WORK REQUIRED: Sift the material for lines containing "春城无处不飞花", and return them.

Lines of data:
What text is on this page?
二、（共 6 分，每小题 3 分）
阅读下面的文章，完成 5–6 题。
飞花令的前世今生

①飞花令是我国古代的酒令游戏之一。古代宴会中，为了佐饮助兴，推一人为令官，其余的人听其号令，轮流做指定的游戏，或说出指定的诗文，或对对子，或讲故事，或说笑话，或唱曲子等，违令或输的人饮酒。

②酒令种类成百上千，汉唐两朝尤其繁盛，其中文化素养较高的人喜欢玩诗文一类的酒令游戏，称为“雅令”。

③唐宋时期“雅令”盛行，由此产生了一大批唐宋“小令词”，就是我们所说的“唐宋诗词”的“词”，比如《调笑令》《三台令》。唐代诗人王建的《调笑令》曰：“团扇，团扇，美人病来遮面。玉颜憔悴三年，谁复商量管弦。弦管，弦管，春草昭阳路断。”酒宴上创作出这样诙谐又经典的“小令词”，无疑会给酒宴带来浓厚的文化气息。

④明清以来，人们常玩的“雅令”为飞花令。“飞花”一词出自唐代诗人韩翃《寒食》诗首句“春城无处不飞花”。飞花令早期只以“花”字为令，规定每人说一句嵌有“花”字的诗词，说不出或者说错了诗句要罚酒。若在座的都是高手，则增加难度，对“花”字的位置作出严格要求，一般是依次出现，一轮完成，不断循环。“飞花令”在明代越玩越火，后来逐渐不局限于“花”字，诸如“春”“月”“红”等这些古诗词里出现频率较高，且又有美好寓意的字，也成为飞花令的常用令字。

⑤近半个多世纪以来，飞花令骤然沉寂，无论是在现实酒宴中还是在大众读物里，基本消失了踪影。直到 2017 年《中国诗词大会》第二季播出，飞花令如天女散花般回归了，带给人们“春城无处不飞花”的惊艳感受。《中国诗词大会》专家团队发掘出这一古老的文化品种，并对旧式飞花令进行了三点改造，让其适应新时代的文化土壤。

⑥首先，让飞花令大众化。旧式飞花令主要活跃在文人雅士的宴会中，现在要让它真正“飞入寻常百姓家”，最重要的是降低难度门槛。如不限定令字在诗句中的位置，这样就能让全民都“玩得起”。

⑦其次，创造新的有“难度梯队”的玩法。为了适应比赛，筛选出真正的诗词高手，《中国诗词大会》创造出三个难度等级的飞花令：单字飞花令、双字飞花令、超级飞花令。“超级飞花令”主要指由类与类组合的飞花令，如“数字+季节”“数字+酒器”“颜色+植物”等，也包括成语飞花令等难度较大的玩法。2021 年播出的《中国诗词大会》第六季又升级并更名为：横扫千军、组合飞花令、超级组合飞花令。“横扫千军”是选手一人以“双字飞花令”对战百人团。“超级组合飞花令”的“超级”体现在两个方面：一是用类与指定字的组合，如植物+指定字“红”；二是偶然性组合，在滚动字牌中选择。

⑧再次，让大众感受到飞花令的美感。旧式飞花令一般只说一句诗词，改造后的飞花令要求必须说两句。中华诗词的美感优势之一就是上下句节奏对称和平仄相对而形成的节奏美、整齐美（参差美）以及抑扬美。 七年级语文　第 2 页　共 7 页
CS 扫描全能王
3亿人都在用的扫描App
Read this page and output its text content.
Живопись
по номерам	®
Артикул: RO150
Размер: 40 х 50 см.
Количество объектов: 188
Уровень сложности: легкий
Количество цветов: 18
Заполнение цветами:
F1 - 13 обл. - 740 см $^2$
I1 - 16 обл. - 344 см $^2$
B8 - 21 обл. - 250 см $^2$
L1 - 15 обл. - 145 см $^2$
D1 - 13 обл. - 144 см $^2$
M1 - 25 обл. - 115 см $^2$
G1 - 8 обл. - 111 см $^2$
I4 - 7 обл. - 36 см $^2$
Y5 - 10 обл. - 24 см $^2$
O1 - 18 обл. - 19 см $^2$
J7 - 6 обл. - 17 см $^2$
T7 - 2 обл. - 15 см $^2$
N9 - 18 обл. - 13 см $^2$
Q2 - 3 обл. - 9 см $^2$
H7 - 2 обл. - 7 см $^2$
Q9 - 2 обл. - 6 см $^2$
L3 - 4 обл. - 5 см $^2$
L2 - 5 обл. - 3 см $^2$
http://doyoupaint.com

FINISHED EXERCISE:
④明清以来，人们常玩的“雅令”为飞花令。“飞花”一词出自唐代诗人韩翃《寒食》诗首句“春城无处不飞花”。飞花令早期只以“花”字为令，规定每人说一句嵌有“花”字的诗词，说不出或者说错了诗句要罚酒。若在座的都是高手，则增加难度，对“花”字的位置作出严格要求，一般是依次出现，一轮完成，不断循环。“飞花令”在明代越玩越火，后来逐渐不局限于“花”字，诸如“春”“月”“红”等这些古诗词里出现频率较高，且又有美好寓意的字，也成为飞花令的常用令字。
⑤近半个多世纪以来，飞花令骤然沉寂，无论是在现实酒宴中还是在大众读物里，基本消失了踪影。直到 2017 年《中国诗词大会》第二季播出，飞花令如天女散花般回归了，带给人们“春城无处不飞花”的惊艳感受。《中国诗词大会》专家团队发掘出这一古老的文化品种，并对旧式飞花令进行了三点改造，让其适应新时代的文化土壤。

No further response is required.